_Given exercise:_
Make an exact copy of all the entries, but do not reproduce the pictures.

START Data listing

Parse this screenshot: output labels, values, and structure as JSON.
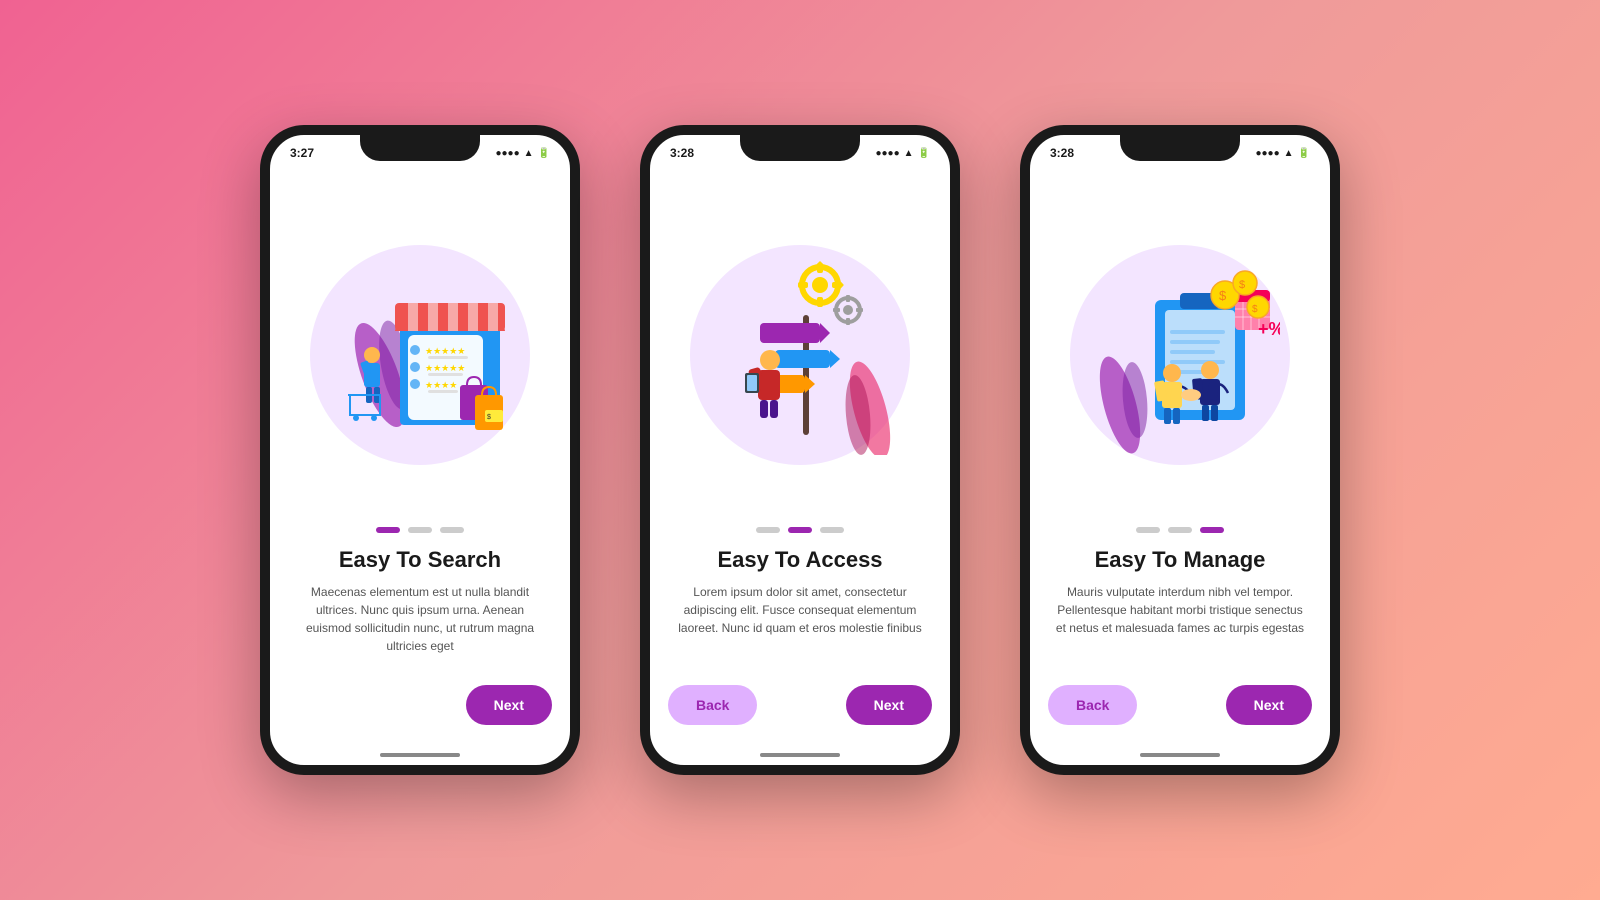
{
  "background": {
    "gradient": "135deg, #f06292 0%, #ef9a9a 50%, #ffab91 100%"
  },
  "phones": [
    {
      "id": "phone-1",
      "status_time": "3:27",
      "illustration": "shopping",
      "dots": [
        "active",
        "inactive",
        "inactive"
      ],
      "title": "Easy To Search",
      "body": "Maecenas elementum est ut nulla blandit ultrices. Nunc quis ipsum urna. Aenean euismod sollicitudin nunc, ut rutrum magna ultricies eget",
      "buttons": {
        "next_label": "Next",
        "show_back": false
      }
    },
    {
      "id": "phone-2",
      "status_time": "3:28",
      "illustration": "access",
      "dots": [
        "inactive",
        "active",
        "inactive"
      ],
      "title": "Easy To Access",
      "body": "Lorem ipsum dolor sit amet, consectetur adipiscing elit. Fusce consequat elementum laoreet. Nunc id quam et eros molestie finibus",
      "buttons": {
        "next_label": "Next",
        "back_label": "Back",
        "show_back": true
      }
    },
    {
      "id": "phone-3",
      "status_time": "3:28",
      "illustration": "manage",
      "dots": [
        "inactive",
        "inactive",
        "active"
      ],
      "title": "Easy To Manage",
      "body": "Mauris vulputate interdum nibh vel tempor. Pellentesque habitant morbi tristique senectus et netus et malesuada fames ac turpis egestas",
      "buttons": {
        "next_label": "Next",
        "back_label": "Back",
        "show_back": true
      }
    }
  ]
}
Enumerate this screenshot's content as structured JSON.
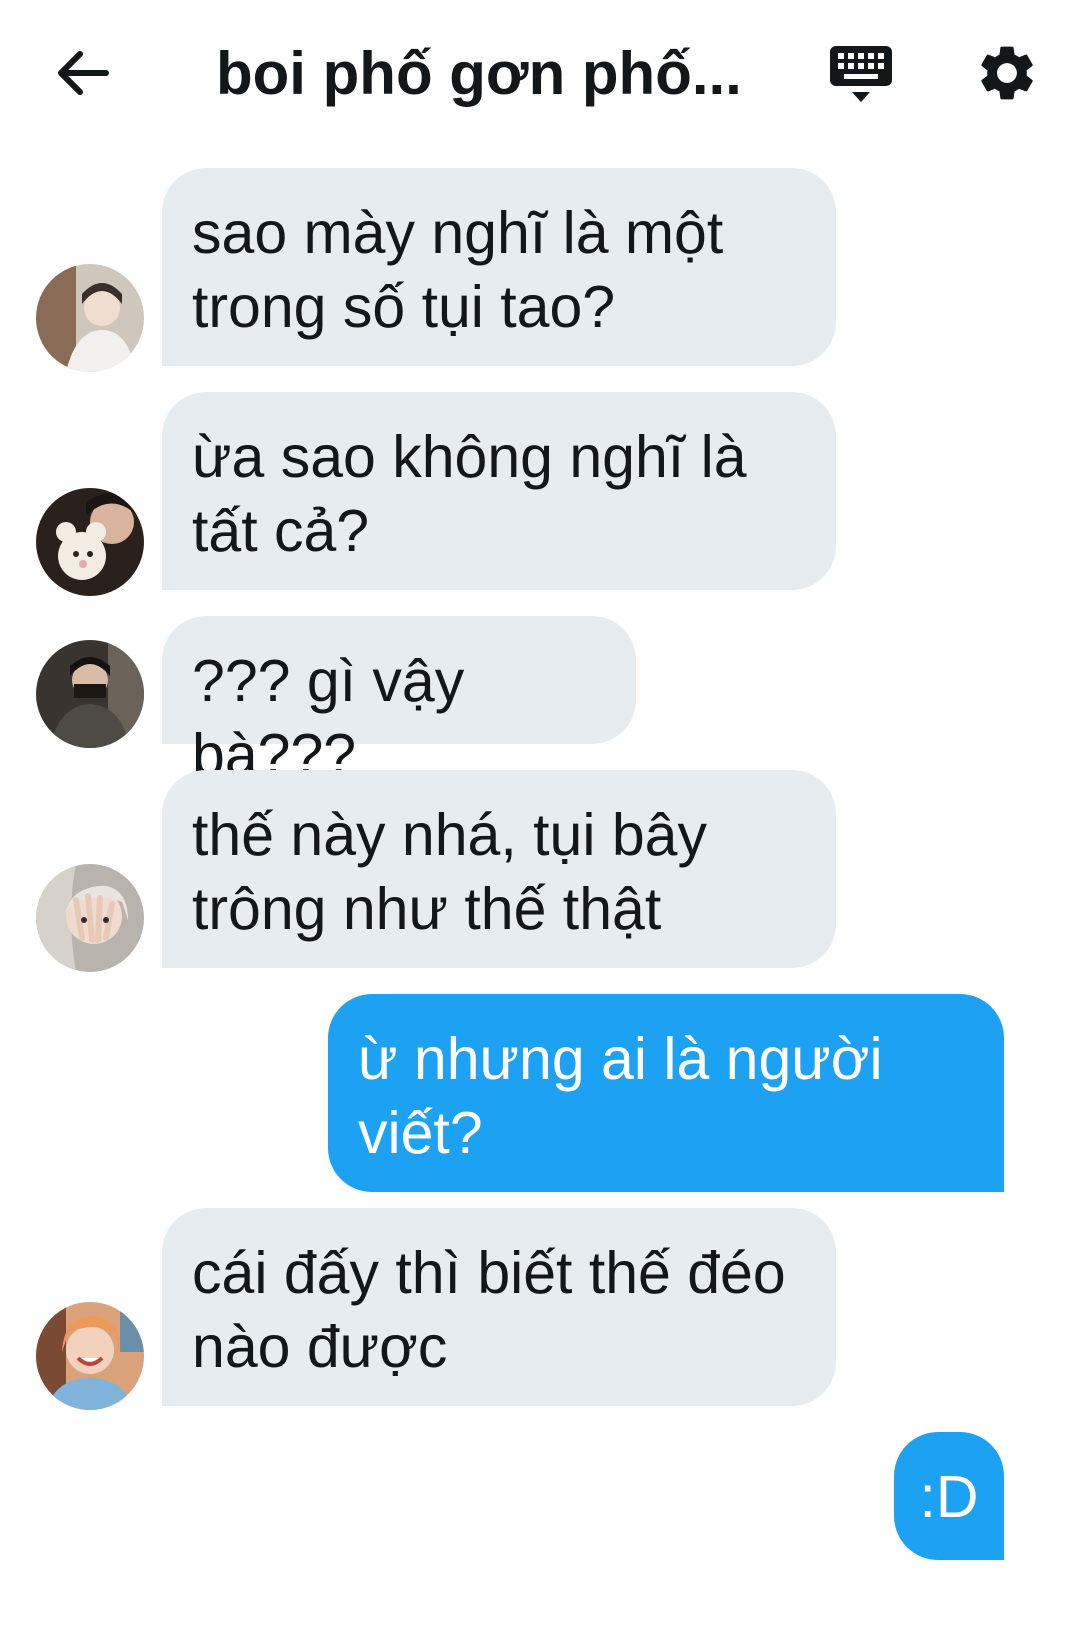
{
  "header": {
    "title": "boi phố gơn phố...",
    "back_icon": "arrow-left-icon",
    "keyboard_icon": "keyboard-icon",
    "settings_icon": "gear-icon"
  },
  "messages": [
    {
      "direction": "incoming",
      "avatar": "avatar-1",
      "text": "sao mày nghĩ là một trong số tụi tao?"
    },
    {
      "direction": "incoming",
      "avatar": "avatar-2",
      "text": "ừa sao không nghĩ là tất cả?"
    },
    {
      "direction": "incoming",
      "avatar": "avatar-3",
      "text": "??? gì vậy bà???"
    },
    {
      "direction": "incoming",
      "avatar": "avatar-4",
      "text": "thế này nhá, tụi bây trông như thế thật"
    },
    {
      "direction": "outgoing",
      "text": "ừ nhưng ai là người viết?"
    },
    {
      "direction": "incoming",
      "avatar": "avatar-5",
      "text": "cái đấy thì biết thế đéo nào được"
    },
    {
      "direction": "outgoing",
      "text": ":D"
    }
  ],
  "colors": {
    "incoming_bubble": "#e6ecf0",
    "outgoing_bubble": "#1da1f2",
    "text": "#14171a",
    "background": "#ffffff"
  }
}
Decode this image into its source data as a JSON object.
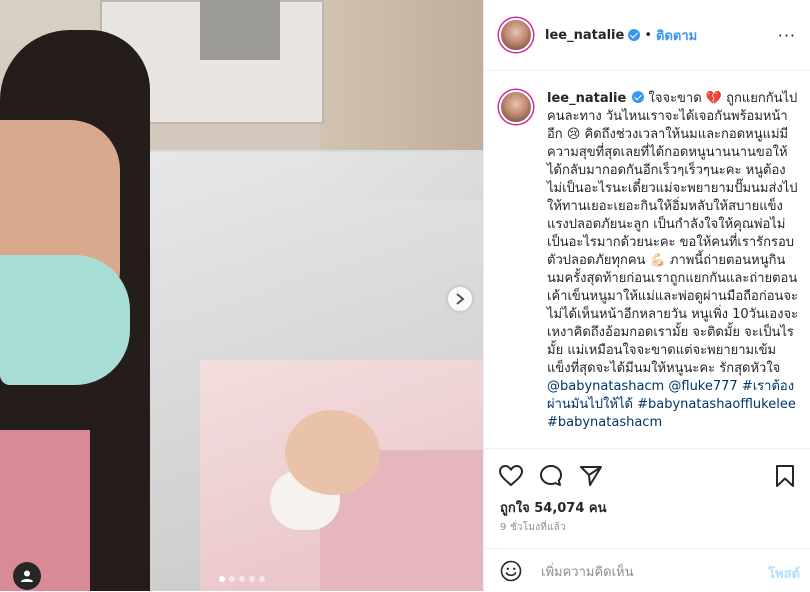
{
  "header": {
    "username": "lee_natalie",
    "separator": "•",
    "follow_label": "ติดตาม",
    "more_label": "···"
  },
  "caption": {
    "username": "lee_natalie",
    "text": "ใจจะขาด 💔 ถูกแยกกันไปคนละทาง วันไหนเราจะได้เจอกันพร้อมหน้าอีก 😢 คิดถึงช่วงเวลาให้นมและกอดหนูแม่มีความสุขที่สุดเลยที่ได้กอดหนูนานนานขอให้ได้กลับมากอดกันอีกเร็วๆเร็วๆนะคะ หนูต้องไม่เป็นอะไรนะเดี๋ยวแม่จะพยายามปั๊มนมส่งไปให้ทานเยอะเยอะกินให้อิ่มหลับให้สบายแข็งแรงปลอดภัยนะลูก เป็นกำลังใจให้คุณพ่อไม่เป็นอะไรมากด้วยนะคะ ขอให้คนที่เรารักรอบตัวปลอดภัยทุกคน 💪🏻 ภาพนี้ถ่ายตอนหนูกินนมครั้งสุดท้ายก่อนเราถูกแยกกันและถ่ายตอนเค้าเข็นหนูมาให้แม่และพ่อดูผ่านมือถือก่อนจะไม่ได้เห็นหน้าอีกหลายวัน หนูเพิ่ง 10วันเองจะเหงาคิดถึงอ้อมกอดเรามั้ย จะติดมั้ย จะเป็นไรมั้ย แม่เหมือนใจจะขาดแต่จะพยายามเข้มแข็งที่สุดจะได้มีนมให้หนูนะคะ รักสุดหัวใจ",
    "mentions": [
      "@babynatashacm",
      "@fluke777",
      "#เราต้องผ่านมันไปให้ได้",
      "#babynatashaofflukelee",
      "#babynatashacm"
    ]
  },
  "actions": {
    "like_icon": "heart-icon",
    "comment_icon": "comment-icon",
    "share_icon": "share-icon",
    "save_icon": "bookmark-icon"
  },
  "likes_text": "ถูกใจ 54,074 คน",
  "timestamp": "9 ชั่วโมงที่แล้ว",
  "comment": {
    "placeholder": "เพิ่มความคิดเห็น",
    "post_label": "โพสต์"
  },
  "carousel": {
    "total": 5,
    "active": 1
  },
  "colors": {
    "link": "#003569",
    "follow": "#3897f0",
    "verified": "#3897f0"
  }
}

END Data listing

_Output for this exercise:_
Parse this screenshot: output labels, values, and structure as JSON.
{
  "background": {
    "gradient": "135deg, #f06292 0%, #ef9a9a 50%, #ffab91 100%"
  },
  "phones": [
    {
      "id": "phone-1",
      "status_time": "3:27",
      "illustration": "shopping",
      "dots": [
        "active",
        "inactive",
        "inactive"
      ],
      "title": "Easy To Search",
      "body": "Maecenas elementum est ut nulla blandit ultrices. Nunc quis ipsum urna. Aenean euismod sollicitudin nunc, ut rutrum magna ultricies eget",
      "buttons": {
        "next_label": "Next",
        "show_back": false
      }
    },
    {
      "id": "phone-2",
      "status_time": "3:28",
      "illustration": "access",
      "dots": [
        "inactive",
        "active",
        "inactive"
      ],
      "title": "Easy To Access",
      "body": "Lorem ipsum dolor sit amet, consectetur adipiscing elit. Fusce consequat elementum laoreet. Nunc id quam et eros molestie finibus",
      "buttons": {
        "next_label": "Next",
        "back_label": "Back",
        "show_back": true
      }
    },
    {
      "id": "phone-3",
      "status_time": "3:28",
      "illustration": "manage",
      "dots": [
        "inactive",
        "inactive",
        "active"
      ],
      "title": "Easy To Manage",
      "body": "Mauris vulputate interdum nibh vel tempor. Pellentesque habitant morbi tristique senectus et netus et malesuada fames ac turpis egestas",
      "buttons": {
        "next_label": "Next",
        "back_label": "Back",
        "show_back": true
      }
    }
  ]
}
Enumerate this screenshot's content as structured JSON.
{
  "header": {
    "title": "boi phố gơn phố...",
    "back_icon": "arrow-left-icon",
    "keyboard_icon": "keyboard-icon",
    "settings_icon": "gear-icon"
  },
  "messages": [
    {
      "direction": "incoming",
      "avatar": "avatar-1",
      "text": "sao mày nghĩ là một trong số tụi tao?"
    },
    {
      "direction": "incoming",
      "avatar": "avatar-2",
      "text": "ừa sao không nghĩ là tất cả?"
    },
    {
      "direction": "incoming",
      "avatar": "avatar-3",
      "text": "??? gì vậy bà???"
    },
    {
      "direction": "incoming",
      "avatar": "avatar-4",
      "text": "thế này nhá, tụi bây trông như thế thật"
    },
    {
      "direction": "outgoing",
      "text": "ừ nhưng ai là người viết?"
    },
    {
      "direction": "incoming",
      "avatar": "avatar-5",
      "text": "cái đấy thì biết thế đéo nào được"
    },
    {
      "direction": "outgoing",
      "text": ":D"
    }
  ],
  "colors": {
    "incoming_bubble": "#e6ecf0",
    "outgoing_bubble": "#1da1f2",
    "text": "#14171a",
    "background": "#ffffff"
  }
}
Decode this image into its source data as a JSON object.
{
  "header": {
    "username": "lee_natalie",
    "separator": "•",
    "follow_label": "ติดตาม",
    "more_label": "···"
  },
  "caption": {
    "username": "lee_natalie",
    "text": "ใจจะขาด 💔 ถูกแยกกันไปคนละทาง วันไหนเราจะได้เจอกันพร้อมหน้าอีก 😢 คิดถึงช่วงเวลาให้นมและกอดหนูแม่มีความสุขที่สุดเลยที่ได้กอดหนูนานนานขอให้ได้กลับมากอดกันอีกเร็วๆเร็วๆนะคะ หนูต้องไม่เป็นอะไรนะเดี๋ยวแม่จะพยายามปั๊มนมส่งไปให้ทานเยอะเยอะกินให้อิ่มหลับให้สบายแข็งแรงปลอดภัยนะลูก เป็นกำลังใจให้คุณพ่อไม่เป็นอะไรมากด้วยนะคะ ขอให้คนที่เรารักรอบตัวปลอดภัยทุกคน 💪🏻 ภาพนี้ถ่ายตอนหนูกินนมครั้งสุดท้ายก่อนเราถูกแยกกันและถ่ายตอนเค้าเข็นหนูมาให้แม่และพ่อดูผ่านมือถือก่อนจะไม่ได้เห็นหน้าอีกหลายวัน หนูเพิ่ง 10วันเองจะเหงาคิดถึงอ้อมกอดเรามั้ย จะติดมั้ย จะเป็นไรมั้ย แม่เหมือนใจจะขาดแต่จะพยายามเข้มแข็งที่สุดจะได้มีนมให้หนูนะคะ รักสุดหัวใจ",
    "mentions": [
      "@babynatashacm",
      "@fluke777",
      "#เราต้องผ่านมันไปให้ได้",
      "#babynatashaofflukelee",
      "#babynatashacm"
    ]
  },
  "actions": {
    "like_icon": "heart-icon",
    "comment_icon": "comment-icon",
    "share_icon": "share-icon",
    "save_icon": "bookmark-icon"
  },
  "likes_text": "ถูกใจ 54,074 คน",
  "timestamp": "9 ชั่วโมงที่แล้ว",
  "comment": {
    "placeholder": "เพิ่มความคิดเห็น",
    "post_label": "โพสต์"
  },
  "carousel": {
    "total": 5,
    "active": 1
  },
  "colors": {
    "link": "#003569",
    "follow": "#3897f0",
    "verified": "#3897f0"
  }
}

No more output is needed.